▶ **DATA RECORDS**

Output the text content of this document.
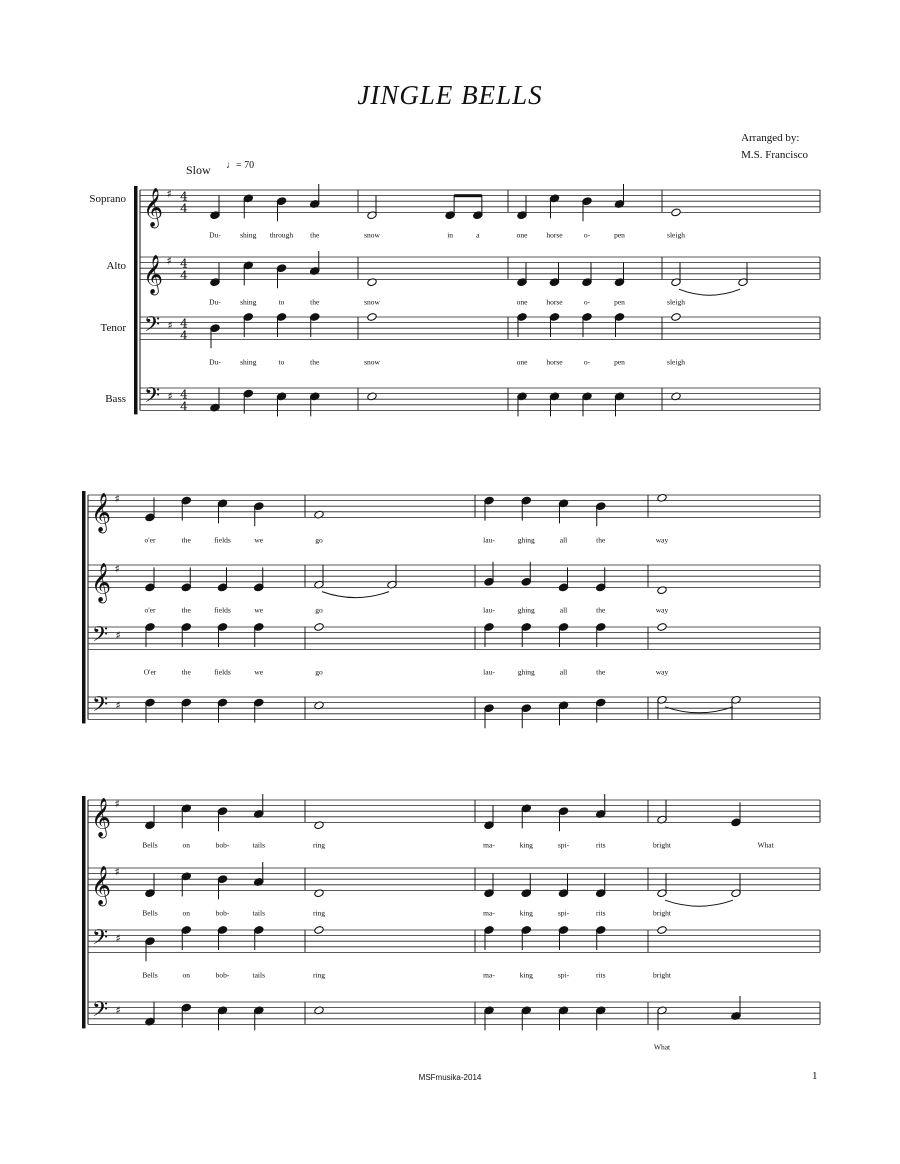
JINGLE BELLS
Arranged by:
M.S. Francisco
Slow ♩= 70
Soprano
Alto
Tenor
Bass
𝄞 ♯ 4
4
Du-	shing through the	snow	in	a	one	horse	o-	pen	sleigh
𝄞 ♯ 4
4
Du-	shing	to	the	snow	one	horse	o-	pen	sleigh
𝄢 ♯ 4
4
Du-	shing	to	the	snow	one	horse	o-	pen	sleigh
𝄢 ♯ 4
4
𝄞 ♯
o'er	the	fields	we	go	lau-	ghing	all	the	way
𝄞 ♯
o'er	the	fields	we	go	lau-	ghing	all	the	way
𝄢 ♯
O'er	the	fields	we	go	lau-	ghing	all	the	way
𝄢 ♯
𝄞 ♯
Bells	on	bob-	tails	ring	ma-	king	spi-	rits	bright	What
𝄞 ♯
Bells	on	bob-	tails	ring	ma-	king	spi-	rits	bright
𝄢 ♯
Bells	on	bob-	tails	ring	ma-	king	spi-	rits	bright
𝄢 ♯
What
MSFmusika-2014	1
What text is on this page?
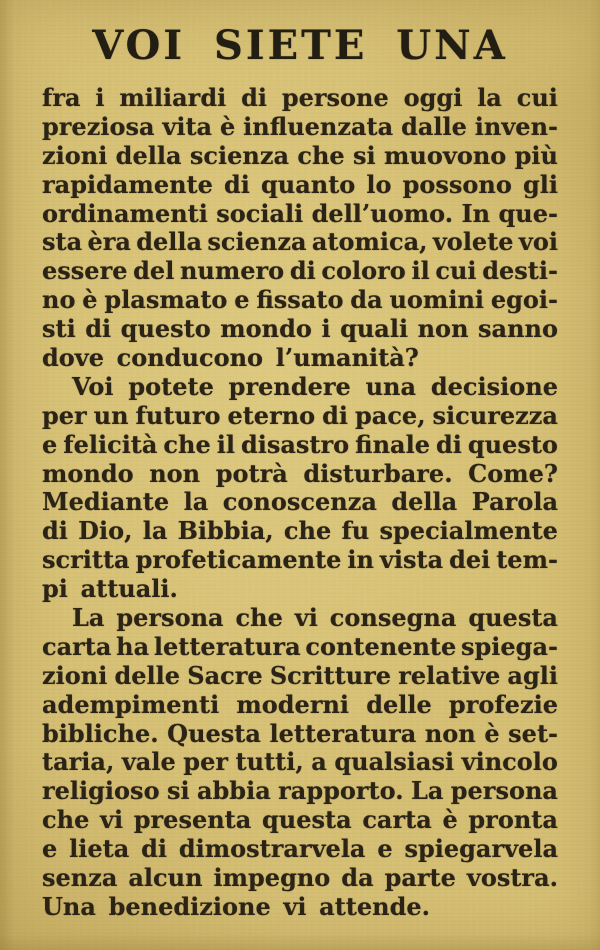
VOI SIETE UNA
fra i miliardi di persone oggi la cui
preziosa vita è influenzata dalle inven-
zioni della scienza che si muovono più
rapidamente di quanto lo possono gli
ordinamenti sociali dell’uomo. In que-
sta èra della scienza atomica, volete voi
essere del numero di coloro il cui desti-
no è plasmato e fissato da uomini egoi-
sti di questo mondo i quali non sanno
dove conducono l’umanità?
Voi potete prendere una decisione
per un futuro eterno di pace, sicurezza
e felicità che il disastro finale di questo
mondo non potrà disturbare. Come?
Mediante la conoscenza della Parola
di Dio, la Bibbia, che fu specialmente
scritta profeticamente in vista dei tem-
pi attuali.
La persona che vi consegna questa
carta ha letteratura contenente spiega-
zioni delle Sacre Scritture relative agli
adempimenti moderni delle profezie
bibliche. Questa letteratura non è set-
taria, vale per tutti, a qualsiasi vincolo
religioso si abbia rapporto. La persona
che vi presenta questa carta è pronta
e lieta di dimostrarvela e spiegarvela
senza alcun impegno da parte vostra.
Una benedizione vi attende.
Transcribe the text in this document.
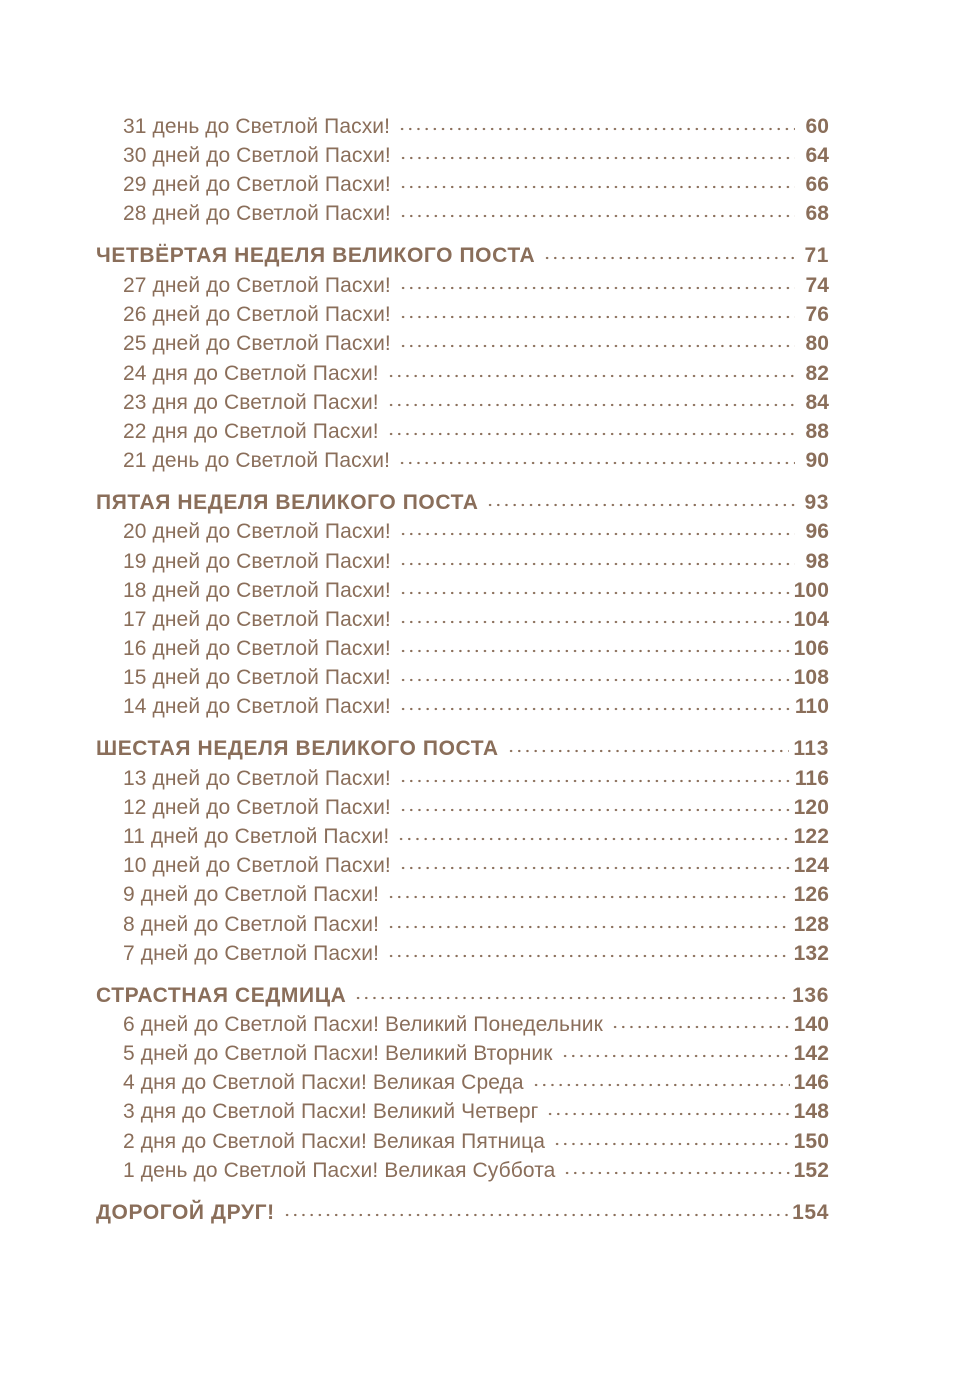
31 день до Светлой Пасхи!	60
30 дней до Светлой Пасхи!	64
29 дней до Светлой Пасхи!	66
28 дней до Светлой Пасхи!	68
ЧЕТВЁРТАЯ НЕДЕЛЯ ВЕЛИКОГО ПОСТА	71
27 дней до Светлой Пасхи!	74
26 дней до Светлой Пасхи!	76
25 дней до Светлой Пасхи!	80
24 дня до Светлой Пасхи!	82
23 дня до Светлой Пасхи!	84
22 дня до Светлой Пасхи!	88
21 день до Светлой Пасхи!	90
ПЯТАЯ НЕДЕЛЯ ВЕЛИКОГО ПОСТА	93
20 дней до Светлой Пасхи!	96
19 дней до Светлой Пасхи!	98
18 дней до Светлой Пасхи!	100
17 дней до Светлой Пасхи!	104
16 дней до Светлой Пасхи!	106
15 дней до Светлой Пасхи!	108
14 дней до Светлой Пасхи!	110
ШЕСТАЯ НЕДЕЛЯ ВЕЛИКОГО ПОСТА	113
13 дней до Светлой Пасхи!	116
12 дней до Светлой Пасхи!	120
11 дней до Светлой Пасхи!	122
10 дней до Светлой Пасхи!	124
9 дней до Светлой Пасхи!	126
8 дней до Светлой Пасхи!	128
7 дней до Светлой Пасхи!	132
СТРАСТНАЯ СЕДМИЦА	136
6 дней до Светлой Пасхи! Великий Понедельник	140
5 дней до Светлой Пасхи! Великий Вторник	142
4 дня до Светлой Пасхи! Великая Среда	146
3 дня до Светлой Пасхи! Великий Четверг	148
2 дня до Светлой Пасхи! Великая Пятница	150
1 день до Светлой Пасхи! Великая Суббота	152
ДОРОГОЙ ДРУГ!	154
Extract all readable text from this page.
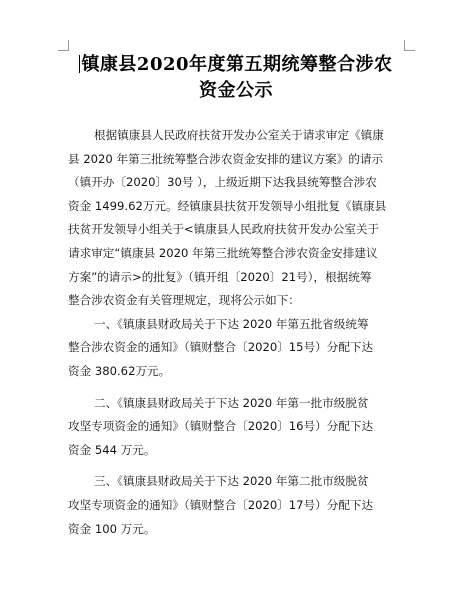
镇康县2020年度第五期统筹整合涉农
资金公示
根据镇康县人民政府扶贫开发办公室关于请求审定《镇康
县 2020 年第三批统筹整合涉农资金安排的建议方案》的请示
（镇开办〔2020〕30号 ），上级近期下达我县统筹整合涉农
资金 1499.62万元。经镇康县扶贫开发领导小组批复《镇康县
扶贫开发领导小组关于<镇康县人民政府扶贫开发办公室关于
请求审定“镇康县 2020 年第三批统筹整合涉农资金安排建议
方案”的请示>的批复》（镇开组〔2020〕21号），根据统筹
整合涉农资金有关管理规定，现将公示如下：
一、《镇康县财政局关于下达 2020 年第五批省级统筹
整合涉农资金的通知》（镇财整合〔2020〕15号）分配下达
资金 380.62万元。
二、《镇康县财政局关于下达 2020 年第一批市级脱贫
攻坚专项资金的通知》（镇财整合〔2020〕16号）分配下达
资金 544 万元。
三、《镇康县财政局关于下达 2020 年第二批市级脱贫
攻坚专项资金的通知》（镇财整合〔2020〕17号）分配下达
资金 100 万元。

▶ **WRITTEN INSTRUCTION**
Reproduce all of the material exactly, apart from the pictures.

▶ **FULL OUTPUT**
Output the text content of this document.
JINGLE BELLS
Arranged by:
M.S. Francisco
Slow ♩= 70
Soprano
Alto
Tenor
Bass
𝄞 ♯ 4
4
Du-	shing through the	snow	in	a	one	horse	o-	pen	sleigh
𝄞 ♯ 4
4
Du-	shing	to	the	snow	one	horse	o-	pen	sleigh
𝄢 ♯ 4
4
Du-	shing	to	the	snow	one	horse	o-	pen	sleigh
𝄢 ♯ 4
4
𝄞 ♯
o'er	the	fields	we	go	lau-	ghing	all	the	way
𝄞 ♯
o'er	the	fields	we	go	lau-	ghing	all	the	way
𝄢 ♯
O'er	the	fields	we	go	lau-	ghing	all	the	way
𝄢 ♯
𝄞 ♯
Bells	on	bob-	tails	ring	ma-	king	spi-	rits	bright	What
𝄞 ♯
Bells	on	bob-	tails	ring	ma-	king	spi-	rits	bright
𝄢 ♯
Bells	on	bob-	tails	ring	ma-	king	spi-	rits	bright
𝄢 ♯
What
MSFmusika-2014	1
What text is on this page?
VOI SIETE UNA
fra i miliardi di persone oggi la cui
preziosa vita è influenzata dalle inven-
zioni della scienza che si muovono più
rapidamente di quanto lo possono gli
ordinamenti sociali dell’uomo. In que-
sta èra della scienza atomica, volete voi
essere del numero di coloro il cui desti-
no è plasmato e fissato da uomini egoi-
sti di questo mondo i quali non sanno
dove conducono l’umanità?
Voi potete prendere una decisione
per un futuro eterno di pace, sicurezza
e felicità che il disastro finale di questo
mondo non potrà disturbare. Come?
Mediante la conoscenza della Parola
di Dio, la Bibbia, che fu specialmente
scritta profeticamente in vista dei tem-
pi attuali.
La persona che vi consegna questa
carta ha letteratura contenente spiega-
zioni delle Sacre Scritture relative agli
adempimenti moderni delle profezie
bibliche. Questa letteratura non è set-
taria, vale per tutti, a qualsiasi vincolo
religioso si abbia rapporto. La persona
che vi presenta questa carta è pronta
e lieta di dimostrarvela e spiegarvela
senza alcun impegno da parte vostra.
Una benedizione vi attende.
Transcribe the text in this document.
31 день до Светлой Пасхи!	60
30 дней до Светлой Пасхи!	64
29 дней до Светлой Пасхи!	66
28 дней до Светлой Пасхи!	68
ЧЕТВЁРТАЯ НЕДЕЛЯ ВЕЛИКОГО ПОСТА	71
27 дней до Светлой Пасхи!	74
26 дней до Светлой Пасхи!	76
25 дней до Светлой Пасхи!	80
24 дня до Светлой Пасхи!	82
23 дня до Светлой Пасхи!	84
22 дня до Светлой Пасхи!	88
21 день до Светлой Пасхи!	90
ПЯТАЯ НЕДЕЛЯ ВЕЛИКОГО ПОСТА	93
20 дней до Светлой Пасхи!	96
19 дней до Светлой Пасхи!	98
18 дней до Светлой Пасхи!	100
17 дней до Светлой Пасхи!	104
16 дней до Светлой Пасхи!	106
15 дней до Светлой Пасхи!	108
14 дней до Светлой Пасхи!	110
ШЕСТАЯ НЕДЕЛЯ ВЕЛИКОГО ПОСТА	113
13 дней до Светлой Пасхи!	116
12 дней до Светлой Пасхи!	120
11 дней до Светлой Пасхи!	122
10 дней до Светлой Пасхи!	124
9 дней до Светлой Пасхи!	126
8 дней до Светлой Пасхи!	128
7 дней до Светлой Пасхи!	132
СТРАСТНАЯ СЕДМИЦА	136
6 дней до Светлой Пасхи! Великий Понедельник	140
5 дней до Светлой Пасхи! Великий Вторник	142
4 дня до Светлой Пасхи! Великая Среда	146
3 дня до Светлой Пасхи! Великий Четверг	148
2 дня до Светлой Пасхи! Великая Пятница	150
1 день до Светлой Пасхи! Великая Суббота	152
ДОРОГОЙ ДРУГ!	154
Extract all readable text from this page.
镇康县2020年度第五期统筹整合涉农
资金公示
根据镇康县人民政府扶贫开发办公室关于请求审定《镇康
县 2020 年第三批统筹整合涉农资金安排的建议方案》的请示
（镇开办〔2020〕30号 ），上级近期下达我县统筹整合涉农
资金 1499.62万元。经镇康县扶贫开发领导小组批复《镇康县
扶贫开发领导小组关于<镇康县人民政府扶贫开发办公室关于
请求审定“镇康县 2020 年第三批统筹整合涉农资金安排建议
方案”的请示>的批复》（镇开组〔2020〕21号），根据统筹
整合涉农资金有关管理规定，现将公示如下：
一、《镇康县财政局关于下达 2020 年第五批省级统筹
整合涉农资金的通知》（镇财整合〔2020〕15号）分配下达
资金 380.62万元。
二、《镇康县财政局关于下达 2020 年第一批市级脱贫
攻坚专项资金的通知》（镇财整合〔2020〕16号）分配下达
资金 544 万元。
三、《镇康县财政局关于下达 2020 年第二批市级脱贫
攻坚专项资金的通知》（镇财整合〔2020〕17号）分配下达
资金 100 万元。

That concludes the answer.